====== Entries
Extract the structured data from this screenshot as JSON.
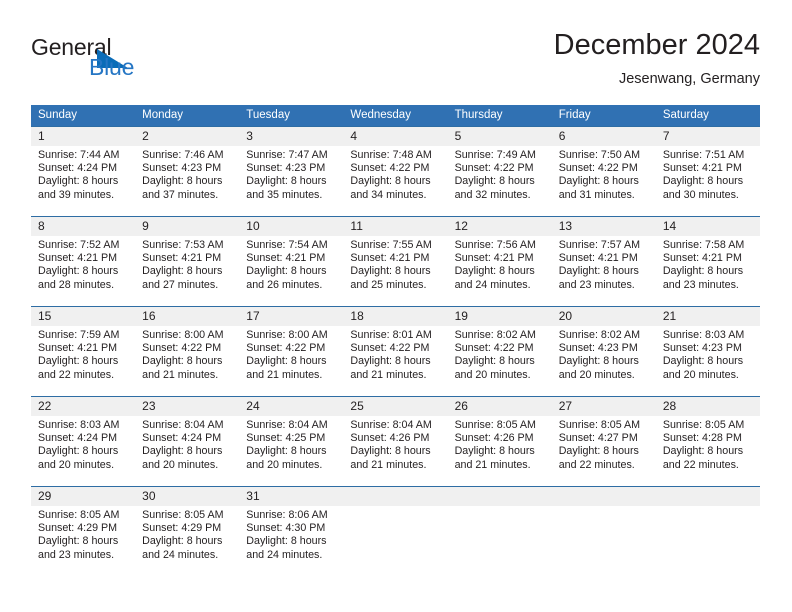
{
  "brand": {
    "word_one": "General",
    "word_two": "Blue",
    "triangle_color": "#0a6cb8",
    "blue_color": "#2576c4"
  },
  "header": {
    "title": "December 2024",
    "subtitle": "Jesenwang, Germany",
    "header_bar_color": "#3071b3",
    "daynum_strip_color": "#f0f0f0",
    "row_border_color": "#2e6da4"
  },
  "weekdays": [
    "Sunday",
    "Monday",
    "Tuesday",
    "Wednesday",
    "Thursday",
    "Friday",
    "Saturday"
  ],
  "weeks": [
    [
      {
        "day": "1",
        "sunrise": "Sunrise: 7:44 AM",
        "sunset": "Sunset: 4:24 PM",
        "daylight1": "Daylight: 8 hours",
        "daylight2": "and 39 minutes."
      },
      {
        "day": "2",
        "sunrise": "Sunrise: 7:46 AM",
        "sunset": "Sunset: 4:23 PM",
        "daylight1": "Daylight: 8 hours",
        "daylight2": "and 37 minutes."
      },
      {
        "day": "3",
        "sunrise": "Sunrise: 7:47 AM",
        "sunset": "Sunset: 4:23 PM",
        "daylight1": "Daylight: 8 hours",
        "daylight2": "and 35 minutes."
      },
      {
        "day": "4",
        "sunrise": "Sunrise: 7:48 AM",
        "sunset": "Sunset: 4:22 PM",
        "daylight1": "Daylight: 8 hours",
        "daylight2": "and 34 minutes."
      },
      {
        "day": "5",
        "sunrise": "Sunrise: 7:49 AM",
        "sunset": "Sunset: 4:22 PM",
        "daylight1": "Daylight: 8 hours",
        "daylight2": "and 32 minutes."
      },
      {
        "day": "6",
        "sunrise": "Sunrise: 7:50 AM",
        "sunset": "Sunset: 4:22 PM",
        "daylight1": "Daylight: 8 hours",
        "daylight2": "and 31 minutes."
      },
      {
        "day": "7",
        "sunrise": "Sunrise: 7:51 AM",
        "sunset": "Sunset: 4:21 PM",
        "daylight1": "Daylight: 8 hours",
        "daylight2": "and 30 minutes."
      }
    ],
    [
      {
        "day": "8",
        "sunrise": "Sunrise: 7:52 AM",
        "sunset": "Sunset: 4:21 PM",
        "daylight1": "Daylight: 8 hours",
        "daylight2": "and 28 minutes."
      },
      {
        "day": "9",
        "sunrise": "Sunrise: 7:53 AM",
        "sunset": "Sunset: 4:21 PM",
        "daylight1": "Daylight: 8 hours",
        "daylight2": "and 27 minutes."
      },
      {
        "day": "10",
        "sunrise": "Sunrise: 7:54 AM",
        "sunset": "Sunset: 4:21 PM",
        "daylight1": "Daylight: 8 hours",
        "daylight2": "and 26 minutes."
      },
      {
        "day": "11",
        "sunrise": "Sunrise: 7:55 AM",
        "sunset": "Sunset: 4:21 PM",
        "daylight1": "Daylight: 8 hours",
        "daylight2": "and 25 minutes."
      },
      {
        "day": "12",
        "sunrise": "Sunrise: 7:56 AM",
        "sunset": "Sunset: 4:21 PM",
        "daylight1": "Daylight: 8 hours",
        "daylight2": "and 24 minutes."
      },
      {
        "day": "13",
        "sunrise": "Sunrise: 7:57 AM",
        "sunset": "Sunset: 4:21 PM",
        "daylight1": "Daylight: 8 hours",
        "daylight2": "and 23 minutes."
      },
      {
        "day": "14",
        "sunrise": "Sunrise: 7:58 AM",
        "sunset": "Sunset: 4:21 PM",
        "daylight1": "Daylight: 8 hours",
        "daylight2": "and 23 minutes."
      }
    ],
    [
      {
        "day": "15",
        "sunrise": "Sunrise: 7:59 AM",
        "sunset": "Sunset: 4:21 PM",
        "daylight1": "Daylight: 8 hours",
        "daylight2": "and 22 minutes."
      },
      {
        "day": "16",
        "sunrise": "Sunrise: 8:00 AM",
        "sunset": "Sunset: 4:22 PM",
        "daylight1": "Daylight: 8 hours",
        "daylight2": "and 21 minutes."
      },
      {
        "day": "17",
        "sunrise": "Sunrise: 8:00 AM",
        "sunset": "Sunset: 4:22 PM",
        "daylight1": "Daylight: 8 hours",
        "daylight2": "and 21 minutes."
      },
      {
        "day": "18",
        "sunrise": "Sunrise: 8:01 AM",
        "sunset": "Sunset: 4:22 PM",
        "daylight1": "Daylight: 8 hours",
        "daylight2": "and 21 minutes."
      },
      {
        "day": "19",
        "sunrise": "Sunrise: 8:02 AM",
        "sunset": "Sunset: 4:22 PM",
        "daylight1": "Daylight: 8 hours",
        "daylight2": "and 20 minutes."
      },
      {
        "day": "20",
        "sunrise": "Sunrise: 8:02 AM",
        "sunset": "Sunset: 4:23 PM",
        "daylight1": "Daylight: 8 hours",
        "daylight2": "and 20 minutes."
      },
      {
        "day": "21",
        "sunrise": "Sunrise: 8:03 AM",
        "sunset": "Sunset: 4:23 PM",
        "daylight1": "Daylight: 8 hours",
        "daylight2": "and 20 minutes."
      }
    ],
    [
      {
        "day": "22",
        "sunrise": "Sunrise: 8:03 AM",
        "sunset": "Sunset: 4:24 PM",
        "daylight1": "Daylight: 8 hours",
        "daylight2": "and 20 minutes."
      },
      {
        "day": "23",
        "sunrise": "Sunrise: 8:04 AM",
        "sunset": "Sunset: 4:24 PM",
        "daylight1": "Daylight: 8 hours",
        "daylight2": "and 20 minutes."
      },
      {
        "day": "24",
        "sunrise": "Sunrise: 8:04 AM",
        "sunset": "Sunset: 4:25 PM",
        "daylight1": "Daylight: 8 hours",
        "daylight2": "and 20 minutes."
      },
      {
        "day": "25",
        "sunrise": "Sunrise: 8:04 AM",
        "sunset": "Sunset: 4:26 PM",
        "daylight1": "Daylight: 8 hours",
        "daylight2": "and 21 minutes."
      },
      {
        "day": "26",
        "sunrise": "Sunrise: 8:05 AM",
        "sunset": "Sunset: 4:26 PM",
        "daylight1": "Daylight: 8 hours",
        "daylight2": "and 21 minutes."
      },
      {
        "day": "27",
        "sunrise": "Sunrise: 8:05 AM",
        "sunset": "Sunset: 4:27 PM",
        "daylight1": "Daylight: 8 hours",
        "daylight2": "and 22 minutes."
      },
      {
        "day": "28",
        "sunrise": "Sunrise: 8:05 AM",
        "sunset": "Sunset: 4:28 PM",
        "daylight1": "Daylight: 8 hours",
        "daylight2": "and 22 minutes."
      }
    ],
    [
      {
        "day": "29",
        "sunrise": "Sunrise: 8:05 AM",
        "sunset": "Sunset: 4:29 PM",
        "daylight1": "Daylight: 8 hours",
        "daylight2": "and 23 minutes."
      },
      {
        "day": "30",
        "sunrise": "Sunrise: 8:05 AM",
        "sunset": "Sunset: 4:29 PM",
        "daylight1": "Daylight: 8 hours",
        "daylight2": "and 24 minutes."
      },
      {
        "day": "31",
        "sunrise": "Sunrise: 8:06 AM",
        "sunset": "Sunset: 4:30 PM",
        "daylight1": "Daylight: 8 hours",
        "daylight2": "and 24 minutes."
      },
      {
        "day": "",
        "sunrise": "",
        "sunset": "",
        "daylight1": "",
        "daylight2": ""
      },
      {
        "day": "",
        "sunrise": "",
        "sunset": "",
        "daylight1": "",
        "daylight2": ""
      },
      {
        "day": "",
        "sunrise": "",
        "sunset": "",
        "daylight1": "",
        "daylight2": ""
      },
      {
        "day": "",
        "sunrise": "",
        "sunset": "",
        "daylight1": "",
        "daylight2": ""
      }
    ]
  ]
}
============
### Set task
Using the material above, retype each entry exactly and omit the pictures.

### Finished answer
Extract the structured data from this screenshot as JSON.
{
  "brand": {
    "word_one": "General",
    "word_two": "Blue",
    "triangle_color": "#0a6cb8",
    "blue_color": "#2576c4"
  },
  "header": {
    "title": "December 2024",
    "subtitle": "Jesenwang, Germany",
    "header_bar_color": "#3071b3",
    "daynum_strip_color": "#f0f0f0",
    "row_border_color": "#2e6da4"
  },
  "weekdays": [
    "Sunday",
    "Monday",
    "Tuesday",
    "Wednesday",
    "Thursday",
    "Friday",
    "Saturday"
  ],
  "weeks": [
    [
      {
        "day": "1",
        "sunrise": "Sunrise: 7:44 AM",
        "sunset": "Sunset: 4:24 PM",
        "daylight1": "Daylight: 8 hours",
        "daylight2": "and 39 minutes."
      },
      {
        "day": "2",
        "sunrise": "Sunrise: 7:46 AM",
        "sunset": "Sunset: 4:23 PM",
        "daylight1": "Daylight: 8 hours",
        "daylight2": "and 37 minutes."
      },
      {
        "day": "3",
        "sunrise": "Sunrise: 7:47 AM",
        "sunset": "Sunset: 4:23 PM",
        "daylight1": "Daylight: 8 hours",
        "daylight2": "and 35 minutes."
      },
      {
        "day": "4",
        "sunrise": "Sunrise: 7:48 AM",
        "sunset": "Sunset: 4:22 PM",
        "daylight1": "Daylight: 8 hours",
        "daylight2": "and 34 minutes."
      },
      {
        "day": "5",
        "sunrise": "Sunrise: 7:49 AM",
        "sunset": "Sunset: 4:22 PM",
        "daylight1": "Daylight: 8 hours",
        "daylight2": "and 32 minutes."
      },
      {
        "day": "6",
        "sunrise": "Sunrise: 7:50 AM",
        "sunset": "Sunset: 4:22 PM",
        "daylight1": "Daylight: 8 hours",
        "daylight2": "and 31 minutes."
      },
      {
        "day": "7",
        "sunrise": "Sunrise: 7:51 AM",
        "sunset": "Sunset: 4:21 PM",
        "daylight1": "Daylight: 8 hours",
        "daylight2": "and 30 minutes."
      }
    ],
    [
      {
        "day": "8",
        "sunrise": "Sunrise: 7:52 AM",
        "sunset": "Sunset: 4:21 PM",
        "daylight1": "Daylight: 8 hours",
        "daylight2": "and 28 minutes."
      },
      {
        "day": "9",
        "sunrise": "Sunrise: 7:53 AM",
        "sunset": "Sunset: 4:21 PM",
        "daylight1": "Daylight: 8 hours",
        "daylight2": "and 27 minutes."
      },
      {
        "day": "10",
        "sunrise": "Sunrise: 7:54 AM",
        "sunset": "Sunset: 4:21 PM",
        "daylight1": "Daylight: 8 hours",
        "daylight2": "and 26 minutes."
      },
      {
        "day": "11",
        "sunrise": "Sunrise: 7:55 AM",
        "sunset": "Sunset: 4:21 PM",
        "daylight1": "Daylight: 8 hours",
        "daylight2": "and 25 minutes."
      },
      {
        "day": "12",
        "sunrise": "Sunrise: 7:56 AM",
        "sunset": "Sunset: 4:21 PM",
        "daylight1": "Daylight: 8 hours",
        "daylight2": "and 24 minutes."
      },
      {
        "day": "13",
        "sunrise": "Sunrise: 7:57 AM",
        "sunset": "Sunset: 4:21 PM",
        "daylight1": "Daylight: 8 hours",
        "daylight2": "and 23 minutes."
      },
      {
        "day": "14",
        "sunrise": "Sunrise: 7:58 AM",
        "sunset": "Sunset: 4:21 PM",
        "daylight1": "Daylight: 8 hours",
        "daylight2": "and 23 minutes."
      }
    ],
    [
      {
        "day": "15",
        "sunrise": "Sunrise: 7:59 AM",
        "sunset": "Sunset: 4:21 PM",
        "daylight1": "Daylight: 8 hours",
        "daylight2": "and 22 minutes."
      },
      {
        "day": "16",
        "sunrise": "Sunrise: 8:00 AM",
        "sunset": "Sunset: 4:22 PM",
        "daylight1": "Daylight: 8 hours",
        "daylight2": "and 21 minutes."
      },
      {
        "day": "17",
        "sunrise": "Sunrise: 8:00 AM",
        "sunset": "Sunset: 4:22 PM",
        "daylight1": "Daylight: 8 hours",
        "daylight2": "and 21 minutes."
      },
      {
        "day": "18",
        "sunrise": "Sunrise: 8:01 AM",
        "sunset": "Sunset: 4:22 PM",
        "daylight1": "Daylight: 8 hours",
        "daylight2": "and 21 minutes."
      },
      {
        "day": "19",
        "sunrise": "Sunrise: 8:02 AM",
        "sunset": "Sunset: 4:22 PM",
        "daylight1": "Daylight: 8 hours",
        "daylight2": "and 20 minutes."
      },
      {
        "day": "20",
        "sunrise": "Sunrise: 8:02 AM",
        "sunset": "Sunset: 4:23 PM",
        "daylight1": "Daylight: 8 hours",
        "daylight2": "and 20 minutes."
      },
      {
        "day": "21",
        "sunrise": "Sunrise: 8:03 AM",
        "sunset": "Sunset: 4:23 PM",
        "daylight1": "Daylight: 8 hours",
        "daylight2": "and 20 minutes."
      }
    ],
    [
      {
        "day": "22",
        "sunrise": "Sunrise: 8:03 AM",
        "sunset": "Sunset: 4:24 PM",
        "daylight1": "Daylight: 8 hours",
        "daylight2": "and 20 minutes."
      },
      {
        "day": "23",
        "sunrise": "Sunrise: 8:04 AM",
        "sunset": "Sunset: 4:24 PM",
        "daylight1": "Daylight: 8 hours",
        "daylight2": "and 20 minutes."
      },
      {
        "day": "24",
        "sunrise": "Sunrise: 8:04 AM",
        "sunset": "Sunset: 4:25 PM",
        "daylight1": "Daylight: 8 hours",
        "daylight2": "and 20 minutes."
      },
      {
        "day": "25",
        "sunrise": "Sunrise: 8:04 AM",
        "sunset": "Sunset: 4:26 PM",
        "daylight1": "Daylight: 8 hours",
        "daylight2": "and 21 minutes."
      },
      {
        "day": "26",
        "sunrise": "Sunrise: 8:05 AM",
        "sunset": "Sunset: 4:26 PM",
        "daylight1": "Daylight: 8 hours",
        "daylight2": "and 21 minutes."
      },
      {
        "day": "27",
        "sunrise": "Sunrise: 8:05 AM",
        "sunset": "Sunset: 4:27 PM",
        "daylight1": "Daylight: 8 hours",
        "daylight2": "and 22 minutes."
      },
      {
        "day": "28",
        "sunrise": "Sunrise: 8:05 AM",
        "sunset": "Sunset: 4:28 PM",
        "daylight1": "Daylight: 8 hours",
        "daylight2": "and 22 minutes."
      }
    ],
    [
      {
        "day": "29",
        "sunrise": "Sunrise: 8:05 AM",
        "sunset": "Sunset: 4:29 PM",
        "daylight1": "Daylight: 8 hours",
        "daylight2": "and 23 minutes."
      },
      {
        "day": "30",
        "sunrise": "Sunrise: 8:05 AM",
        "sunset": "Sunset: 4:29 PM",
        "daylight1": "Daylight: 8 hours",
        "daylight2": "and 24 minutes."
      },
      {
        "day": "31",
        "sunrise": "Sunrise: 8:06 AM",
        "sunset": "Sunset: 4:30 PM",
        "daylight1": "Daylight: 8 hours",
        "daylight2": "and 24 minutes."
      },
      {
        "day": "",
        "sunrise": "",
        "sunset": "",
        "daylight1": "",
        "daylight2": ""
      },
      {
        "day": "",
        "sunrise": "",
        "sunset": "",
        "daylight1": "",
        "daylight2": ""
      },
      {
        "day": "",
        "sunrise": "",
        "sunset": "",
        "daylight1": "",
        "daylight2": ""
      },
      {
        "day": "",
        "sunrise": "",
        "sunset": "",
        "daylight1": "",
        "daylight2": ""
      }
    ]
  ]
}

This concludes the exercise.